● Work instructions
Filter out everything except lines holding "this".
-- begin Provided material --
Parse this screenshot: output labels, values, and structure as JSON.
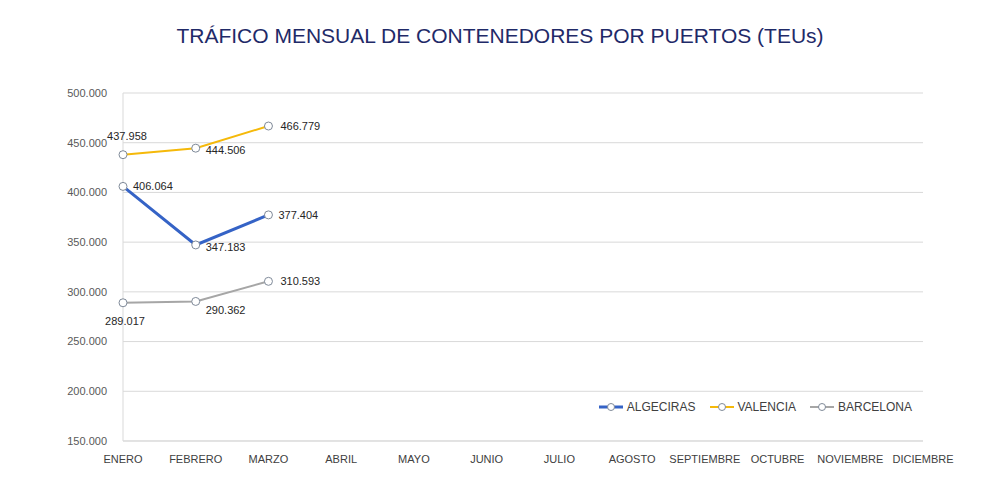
{
  "chart_data": {
    "type": "line",
    "title": "TRÁFICO MENSUAL DE CONTENEDORES POR PUERTOS (TEUs)",
    "categories": [
      "ENERO",
      "FEBRERO",
      "MARZO",
      "ABRIL",
      "MAYO",
      "JUNIO",
      "JULIO",
      "AGOSTO",
      "SEPTIEMBRE",
      "OCTUBRE",
      "NOVIEMBRE",
      "DICIEMBRE"
    ],
    "series": [
      {
        "name": "ALGECIRAS",
        "color": "#3563c6",
        "marker": "circle",
        "values": [
          406064,
          347183,
          377404,
          null,
          null,
          null,
          null,
          null,
          null,
          null,
          null,
          null
        ],
        "value_labels": [
          "406.064",
          "347.183",
          "377.404",
          null,
          null,
          null,
          null,
          null,
          null,
          null,
          null,
          null
        ]
      },
      {
        "name": "VALENCIA",
        "color": "#f5b90a",
        "marker": "circle",
        "values": [
          437958,
          444506,
          466779,
          null,
          null,
          null,
          null,
          null,
          null,
          null,
          null,
          null
        ],
        "value_labels": [
          "437.958",
          "444.506",
          "466.779",
          null,
          null,
          null,
          null,
          null,
          null,
          null,
          null,
          null
        ]
      },
      {
        "name": "BARCELONA",
        "color": "#a6a6a6",
        "marker": "circle",
        "values": [
          289017,
          290362,
          310593,
          null,
          null,
          null,
          null,
          null,
          null,
          null,
          null,
          null
        ],
        "value_labels": [
          "289.017",
          "290.362",
          "310.593",
          null,
          null,
          null,
          null,
          null,
          null,
          null,
          null,
          null
        ]
      }
    ],
    "ylim": [
      150000,
      500000
    ],
    "yticks": [
      {
        "value": 150000,
        "label": "150.000"
      },
      {
        "value": 200000,
        "label": "200.000"
      },
      {
        "value": 250000,
        "label": "250.000"
      },
      {
        "value": 300000,
        "label": "300.000"
      },
      {
        "value": 350000,
        "label": "350.000"
      },
      {
        "value": 400000,
        "label": "400.000"
      },
      {
        "value": 450000,
        "label": "450.000"
      },
      {
        "value": 500000,
        "label": "500.000"
      }
    ],
    "grid": true,
    "legend": "lower right",
    "data_labels": true
  }
}
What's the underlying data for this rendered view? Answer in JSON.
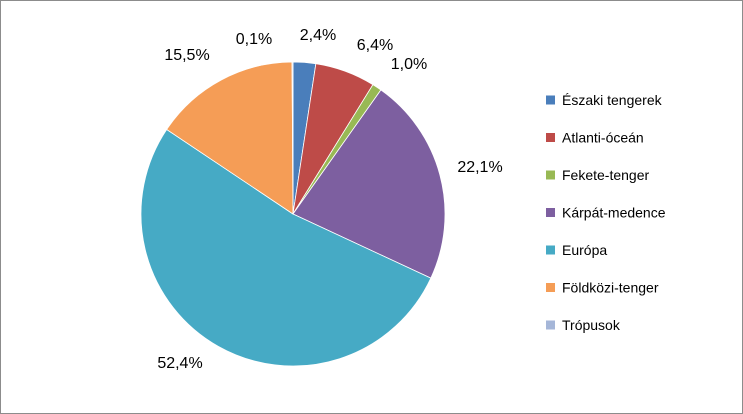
{
  "chart_data": {
    "type": "pie",
    "start_angle_deg": 0,
    "direction": "clockwise",
    "legend_position": "right",
    "slices": [
      {
        "name": "Északi tengerek",
        "value": 2.4,
        "label": "2,4%",
        "color": "#4a7ebb"
      },
      {
        "name": "Atlanti-óceán",
        "value": 6.4,
        "label": "6,4%",
        "color": "#be4b48"
      },
      {
        "name": "Fekete-tenger",
        "value": 1.0,
        "label": "1,0%",
        "color": "#98b954"
      },
      {
        "name": "Kárpát-medence",
        "value": 22.1,
        "label": "22,1%",
        "color": "#7d5fa0"
      },
      {
        "name": "Európa",
        "value": 52.4,
        "label": "52,4%",
        "color": "#46aac5"
      },
      {
        "name": "Földközi-tenger",
        "value": 15.5,
        "label": "15,5%",
        "color": "#f59d56"
      },
      {
        "name": "Trópusok",
        "value": 0.1,
        "label": "0,1%",
        "color": "#a5b6d8"
      }
    ]
  }
}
-- end Provided material --
● Complete output
Parse this screenshot: output labels, values, and structure as JSON.
What's the underlying data for this rendered view? Answer in JSON.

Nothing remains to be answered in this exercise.